Patterns from complex numbers

[Matricaria]

Patterns from complex numbers ! URGENT!

- Use de moivre's theorem to obtain solutions for z^n=i for n=3, 4 and 5.
- Generalize and prove your results for z^n=a+bi, where |a+bi|=1.
- What happens when |a+bi|≠1


Relevant Equations:

z^n = r^n cis (n\theta)

r = \sqrt{a^2 + b^2}

\theta = tan^{-1}(\frac{b}{a})


I solved the first bullet:
Here's my solution for n=4 as an example:



z^4 - i = 0
==> z^4 = i
==> z = i^(1/4).

So this is equivalent to trying to find the 4 fourth roots of i.

In polar form, we see that:

i = cos(π/2) + i sin(π/2).

By De Movire's Theorem:

i^(1/4) = cos[(π/2 + 2πk)/4] + i sin[(π/2 + 2πk)/4]
==> i^(1/4) = cos(π/8 + πk/2) + i sin(π/8 + πk/2) for k = 0, 1, 2, and 3.

Thus:

k = 0 ==> z = cos(π/8) + i sin(π/8)
k = 1 ==> z = cos(5π/8) + i sin(5π/8)
k = 2 ==> z = cos(9π/8) + i sin(9π/8)
k = 3 ==> z = cos(13π/8) + i sin(13π/8)

I don't know how to apply generalization in this case..

 

[I like Serena]

Welcome to PF, Matricaria!

I prefer the form of De Moivre's theorem (or rather Euler's formula) that says:
$$a + i b = r e^{i\phi}$$
where $a = r \cos \phi$
and $b = r \sin \phi$Can you solve your equation $z^n = a+ i b$ with this form of the theorem?

━━━━━━━━━━━━━━━━━━━━━━━━━━━━━━

**What you need to do**.
**A)** In the forum thread on patterns from complex numbers, which form of De Moivre's theorem does the reply say it prefers?
**B)** Write the next part of the forum thread on patterns from complex numbers, picking up after its final line.

**Data rows**.
━━━━━━━━━━━━━━━━━━━━━━━━━━━━━━

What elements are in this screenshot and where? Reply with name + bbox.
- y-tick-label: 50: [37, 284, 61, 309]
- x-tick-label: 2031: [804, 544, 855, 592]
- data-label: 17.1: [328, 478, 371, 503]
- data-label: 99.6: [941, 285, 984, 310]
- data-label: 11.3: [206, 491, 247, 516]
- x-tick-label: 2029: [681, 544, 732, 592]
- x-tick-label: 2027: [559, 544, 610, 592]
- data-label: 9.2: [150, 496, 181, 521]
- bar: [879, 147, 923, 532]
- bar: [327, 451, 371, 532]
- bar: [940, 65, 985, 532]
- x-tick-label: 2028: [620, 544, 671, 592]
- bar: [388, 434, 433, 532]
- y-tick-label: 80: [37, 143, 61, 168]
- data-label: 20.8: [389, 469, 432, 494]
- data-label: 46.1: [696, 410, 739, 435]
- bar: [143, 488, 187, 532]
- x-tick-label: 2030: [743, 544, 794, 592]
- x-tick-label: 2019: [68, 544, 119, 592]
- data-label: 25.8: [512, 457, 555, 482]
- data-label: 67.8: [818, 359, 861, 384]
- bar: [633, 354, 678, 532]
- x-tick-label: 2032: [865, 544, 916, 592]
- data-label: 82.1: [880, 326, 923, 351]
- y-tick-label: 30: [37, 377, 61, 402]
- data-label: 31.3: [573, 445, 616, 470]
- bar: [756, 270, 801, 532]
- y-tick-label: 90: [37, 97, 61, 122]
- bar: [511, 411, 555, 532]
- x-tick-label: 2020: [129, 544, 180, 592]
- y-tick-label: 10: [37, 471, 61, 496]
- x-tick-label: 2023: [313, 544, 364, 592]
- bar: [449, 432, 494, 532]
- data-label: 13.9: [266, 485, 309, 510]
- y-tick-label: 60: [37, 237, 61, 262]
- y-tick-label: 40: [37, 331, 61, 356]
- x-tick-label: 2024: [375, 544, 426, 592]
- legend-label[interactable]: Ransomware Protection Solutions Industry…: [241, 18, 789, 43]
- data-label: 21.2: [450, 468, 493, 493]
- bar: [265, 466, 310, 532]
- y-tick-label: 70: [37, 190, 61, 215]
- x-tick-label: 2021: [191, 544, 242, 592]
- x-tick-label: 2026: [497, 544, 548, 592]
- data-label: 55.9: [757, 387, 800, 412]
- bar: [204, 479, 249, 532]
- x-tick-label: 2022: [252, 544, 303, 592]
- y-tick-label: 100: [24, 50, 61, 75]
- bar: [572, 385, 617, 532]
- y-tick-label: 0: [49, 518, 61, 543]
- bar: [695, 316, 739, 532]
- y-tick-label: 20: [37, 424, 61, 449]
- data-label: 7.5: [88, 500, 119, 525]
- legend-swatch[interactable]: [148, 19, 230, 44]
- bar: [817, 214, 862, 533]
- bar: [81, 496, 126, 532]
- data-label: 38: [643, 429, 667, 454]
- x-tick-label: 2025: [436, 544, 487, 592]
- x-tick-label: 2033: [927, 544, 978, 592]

━━━━━━━━━━━━━━━━━━━━━━━━━━━━━━

**Answers to the exercises**.
**A)** The Euler's formula form, a + ib = re^{iφ}, where a = r cos φ and b = r sin φ.

**B)**
It also effectively gives you the answer to the third question.If you are really required to use De Moivre's theorem as is, you can rewrite the exponential powers into cosines and sines.

 

[Matricaria]

Thank you very much for your help!
I was supposed to use De Moivre's as it is.. So I did use the sin and cos form..
Anyways, I have another question..

I can't find the modulus and argument of X^4=1?
I used De Moivre's Theorem to find the four roots which are: 1, -1, i, and -i..
I also plotted the argand diagram but can't calculate r and theta since all four points are on the axes...

 

[HallsofIvy]

Then you have serious problems understanding what the "Argand diagram" is! Both "r" and $\theta$, for 1, -1, i, and -i, should be trival simply by looking at the Argand diagram. Now "calculation" required!

 

[Matricaria]

We learned to calculate r using Pythagoras y'know after joining the lines into a right angle, and calculate theta using tan opp/adj!
Can you elaborate??

 

[I like Serena]

Thank you very much for your help!

You're welcome!

We learned to calculate r using Pythagoras y'know after joining the lines into a right angle, and calculate theta using tan opp/adj!
Can you elaborate??

Let's try and generalize this a bit.

If you have z = x + i y, this corresponds to a point with coordinates x and y.
You can draw your Pythagorean triangle using this point.
Now your "adj" is equal to x, and your "opp" is equal to y.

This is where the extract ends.